### RECORDED INFORMATION

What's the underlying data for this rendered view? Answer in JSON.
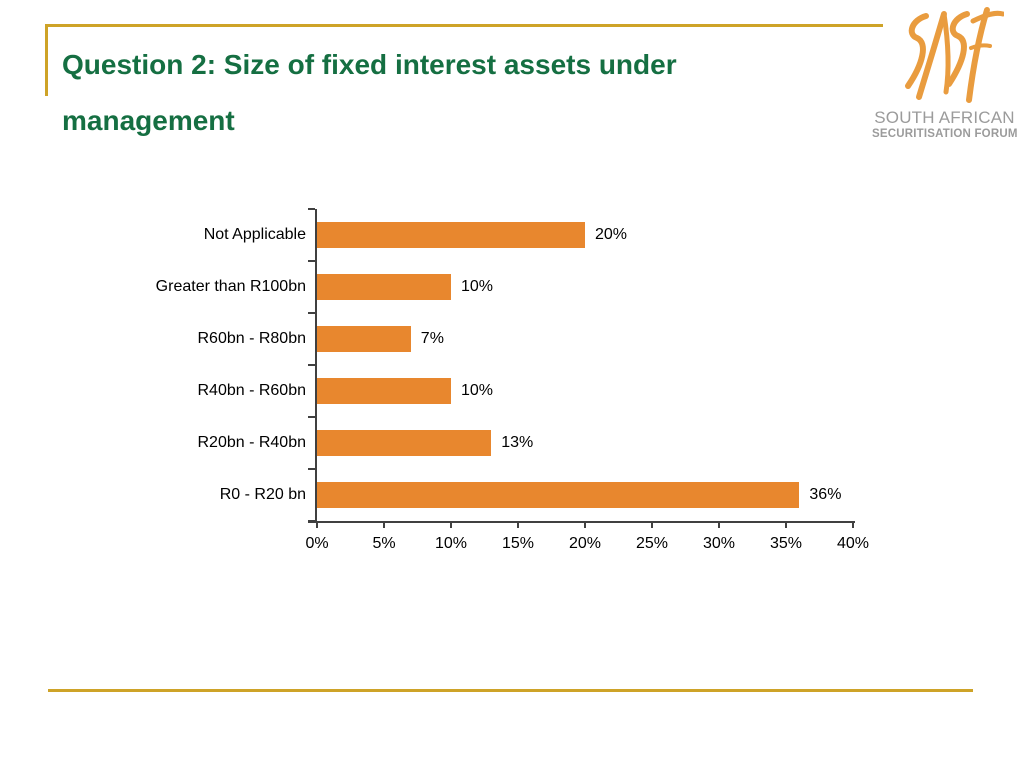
{
  "slide": {
    "title": "Question 2: Size of fixed interest assets under management",
    "title_line1": "Question 2: Size of fixed interest assets under",
    "title_line2": "management"
  },
  "logo": {
    "script_text": "SASF",
    "line1": "SOUTH AFRICAN",
    "line2": "SECURITISATION FORUM"
  },
  "colors": {
    "title_green": "#156F42",
    "gold_rule": "#CEA328",
    "bar_orange": "#E8872E",
    "logo_orange": "#E99C3F",
    "logo_gray": "#9B9B9B",
    "axis_gray": "#404040"
  },
  "chart_data": {
    "type": "bar",
    "orientation": "horizontal",
    "title": "",
    "xlabel": "",
    "ylabel": "",
    "categories": [
      "Not Applicable",
      "Greater than R100bn",
      "R60bn - R80bn",
      "R40bn - R60bn",
      "R20bn - R40bn",
      "R0 - R20 bn"
    ],
    "values": [
      20,
      10,
      7,
      10,
      13,
      36
    ],
    "data_labels": [
      "20%",
      "10%",
      "7%",
      "10%",
      "13%",
      "36%"
    ],
    "x_tick_labels": [
      "0%",
      "5%",
      "10%",
      "15%",
      "20%",
      "25%",
      "30%",
      "35%",
      "40%"
    ],
    "x_tick_values": [
      0,
      5,
      10,
      15,
      20,
      25,
      30,
      35,
      40
    ],
    "xlim": [
      0,
      40
    ],
    "grid": false,
    "legend": false,
    "bar_color": "#E8872E"
  }
}
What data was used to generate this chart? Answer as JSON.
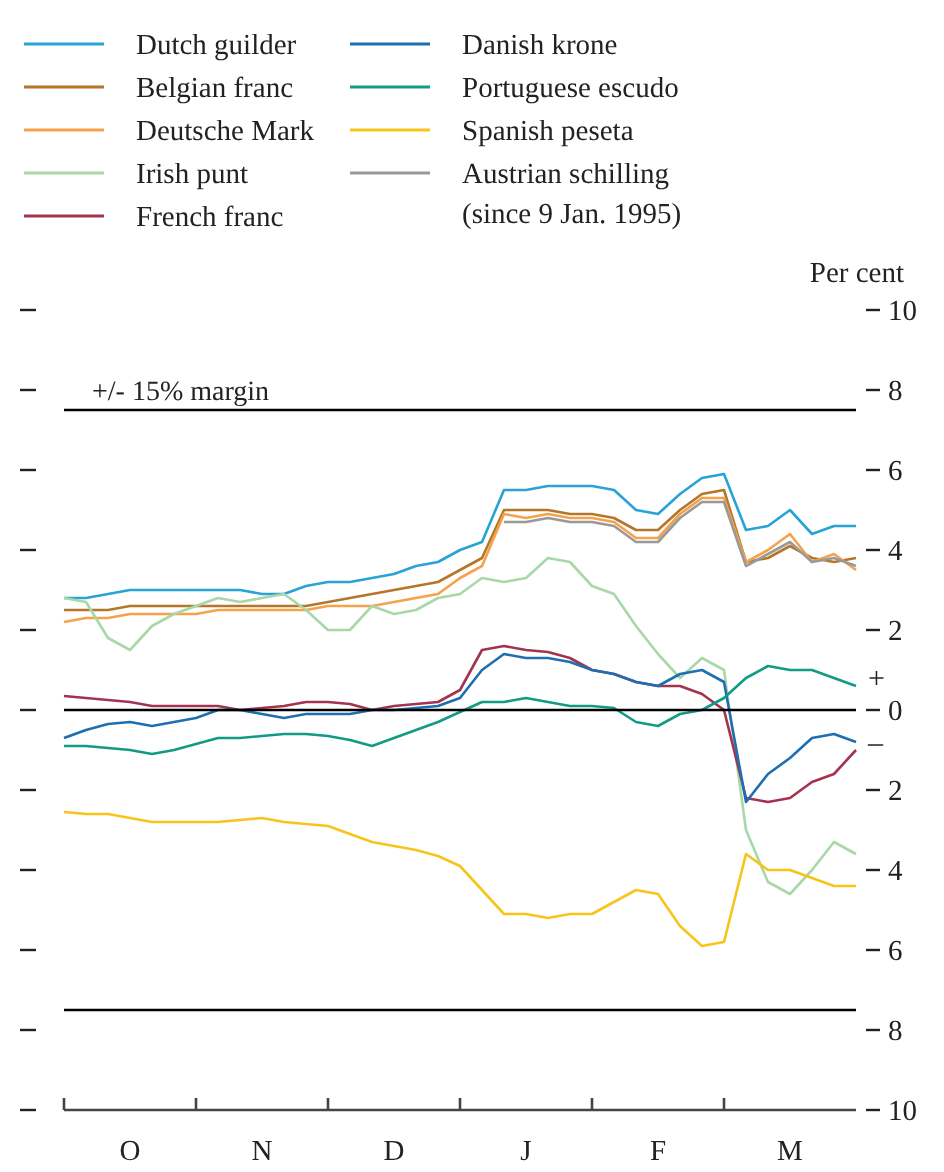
{
  "chart_data": {
    "type": "line",
    "ylabel": "Per cent",
    "categories": [
      null,
      null,
      null,
      "O",
      null,
      null,
      null,
      null,
      null,
      "N",
      null,
      null,
      null,
      null,
      null,
      "D",
      null,
      null,
      null,
      null,
      null,
      "J",
      null,
      null,
      null,
      null,
      null,
      "F",
      null,
      null,
      null,
      null,
      null,
      "M",
      null,
      null,
      null
    ],
    "series": [
      {
        "name": "Dutch guilder",
        "color": "#29a3d6",
        "values": [
          2.8,
          2.8,
          2.9,
          3.0,
          3.0,
          3.0,
          3.0,
          3.0,
          3.0,
          2.9,
          2.9,
          3.1,
          3.2,
          3.2,
          3.3,
          3.4,
          3.6,
          3.7,
          4.0,
          4.2,
          5.5,
          5.5,
          5.6,
          5.6,
          5.6,
          5.5,
          5.0,
          4.9,
          5.4,
          5.8,
          5.9,
          4.5,
          4.6,
          5.0,
          4.4,
          4.6,
          4.6
        ]
      },
      {
        "name": "Belgian franc",
        "color": "#b5762a",
        "values": [
          2.5,
          2.5,
          2.5,
          2.6,
          2.6,
          2.6,
          2.6,
          2.6,
          2.6,
          2.6,
          2.6,
          2.6,
          2.7,
          2.8,
          2.9,
          3.0,
          3.1,
          3.2,
          3.5,
          3.8,
          5.0,
          5.0,
          5.0,
          4.9,
          4.9,
          4.8,
          4.5,
          4.5,
          5.0,
          5.4,
          5.5,
          3.7,
          3.8,
          4.1,
          3.8,
          3.7,
          3.8
        ]
      },
      {
        "name": "Deutsche Mark",
        "color": "#f5a24a",
        "values": [
          2.2,
          2.3,
          2.3,
          2.4,
          2.4,
          2.4,
          2.4,
          2.5,
          2.5,
          2.5,
          2.5,
          2.5,
          2.6,
          2.6,
          2.6,
          2.7,
          2.8,
          2.9,
          3.3,
          3.6,
          4.9,
          4.8,
          4.9,
          4.8,
          4.8,
          4.7,
          4.3,
          4.3,
          4.9,
          5.3,
          5.3,
          3.7,
          4.0,
          4.4,
          3.7,
          3.9,
          3.5
        ]
      },
      {
        "name": "Irish punt",
        "color": "#a8d8a8",
        "values": [
          2.8,
          2.7,
          1.8,
          1.5,
          2.1,
          2.4,
          2.6,
          2.8,
          2.7,
          2.8,
          2.9,
          2.5,
          2.0,
          2.0,
          2.6,
          2.4,
          2.5,
          2.8,
          2.9,
          3.3,
          3.2,
          3.3,
          3.8,
          3.7,
          3.1,
          2.9,
          2.1,
          1.4,
          0.8,
          1.3,
          1.0,
          -3.0,
          -4.3,
          -4.6,
          -4.0,
          -3.3,
          -3.6
        ]
      },
      {
        "name": "French franc",
        "color": "#a3334f",
        "values": [
          0.35,
          0.3,
          0.25,
          0.2,
          0.1,
          0.1,
          0.1,
          0.1,
          0.0,
          0.05,
          0.1,
          0.2,
          0.2,
          0.15,
          0.0,
          0.1,
          0.15,
          0.2,
          0.5,
          1.5,
          1.6,
          1.5,
          1.45,
          1.3,
          1.0,
          0.9,
          0.7,
          0.6,
          0.6,
          0.4,
          0.0,
          -2.2,
          -2.3,
          -2.2,
          -1.8,
          -1.6,
          -1.0
        ]
      },
      {
        "name": "Danish krone",
        "color": "#1f6fb0",
        "values": [
          -0.7,
          -0.5,
          -0.35,
          -0.3,
          -0.4,
          -0.3,
          -0.2,
          0.0,
          0.0,
          -0.1,
          -0.2,
          -0.1,
          -0.1,
          -0.1,
          0.0,
          0.0,
          0.05,
          0.1,
          0.3,
          1.0,
          1.4,
          1.3,
          1.3,
          1.2,
          1.0,
          0.9,
          0.7,
          0.6,
          0.9,
          1.0,
          0.7,
          -2.3,
          -1.6,
          -1.2,
          -0.7,
          -0.6,
          -0.8
        ]
      },
      {
        "name": "Portuguese escudo",
        "color": "#139a86",
        "values": [
          -0.9,
          -0.9,
          -0.95,
          -1.0,
          -1.1,
          -1.0,
          -0.85,
          -0.7,
          -0.7,
          -0.65,
          -0.6,
          -0.6,
          -0.65,
          -0.75,
          -0.9,
          -0.7,
          -0.5,
          -0.3,
          -0.05,
          0.2,
          0.2,
          0.3,
          0.2,
          0.1,
          0.1,
          0.05,
          -0.3,
          -0.4,
          -0.1,
          0.0,
          0.3,
          0.8,
          1.1,
          1.0,
          1.0,
          0.8,
          0.6
        ]
      },
      {
        "name": "Spanish peseta",
        "color": "#f7c51a",
        "values": [
          -2.55,
          -2.6,
          -2.6,
          -2.7,
          -2.8,
          -2.8,
          -2.8,
          -2.8,
          -2.75,
          -2.7,
          -2.8,
          -2.85,
          -2.9,
          -3.1,
          -3.3,
          -3.4,
          -3.5,
          -3.65,
          -3.9,
          -4.5,
          -5.1,
          -5.1,
          -5.2,
          -5.1,
          -5.1,
          -4.8,
          -4.5,
          -4.6,
          -5.4,
          -5.9,
          -5.8,
          -3.6,
          -4.0,
          -4.0,
          -4.2,
          -4.4,
          -4.4
        ]
      },
      {
        "name": "Austrian  schilling\n(since 9 Jan. 1995)",
        "color": "#999999",
        "values": [
          null,
          null,
          null,
          null,
          null,
          null,
          null,
          null,
          null,
          null,
          null,
          null,
          null,
          null,
          null,
          null,
          null,
          null,
          null,
          null,
          4.7,
          4.7,
          4.8,
          4.7,
          4.7,
          4.6,
          4.2,
          4.2,
          4.8,
          5.2,
          5.2,
          3.6,
          3.9,
          4.2,
          3.7,
          3.8,
          3.6
        ]
      }
    ],
    "ylim": [
      -10,
      10
    ],
    "yticks": [
      {
        "value": -10,
        "label": "10"
      },
      {
        "value": -8,
        "label": "8"
      },
      {
        "value": -6,
        "label": "6"
      },
      {
        "value": -4,
        "label": "4"
      },
      {
        "value": -2,
        "label": "2"
      },
      0,
      2,
      4,
      6,
      8,
      10
    ],
    "ref_lines": [
      {
        "axis": "y",
        "value": 0,
        "color": "#000000"
      },
      {
        "axis": "y",
        "value": 7.5,
        "label": "+/- 15% margin",
        "color": "#000000"
      },
      {
        "axis": "y",
        "value": -7.5,
        "color": "#000000"
      }
    ],
    "annotations": [
      "+",
      "–"
    ],
    "legend": "top left",
    "grid": false,
    "marker": "none",
    "line_style": "solid"
  }
}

######

Read through the entries and copy every line that includes "assets".

    "title": "Question 2: Size of fixed interest assets under management",
    "title_line1": "Question 2: Size of fixed interest assets under",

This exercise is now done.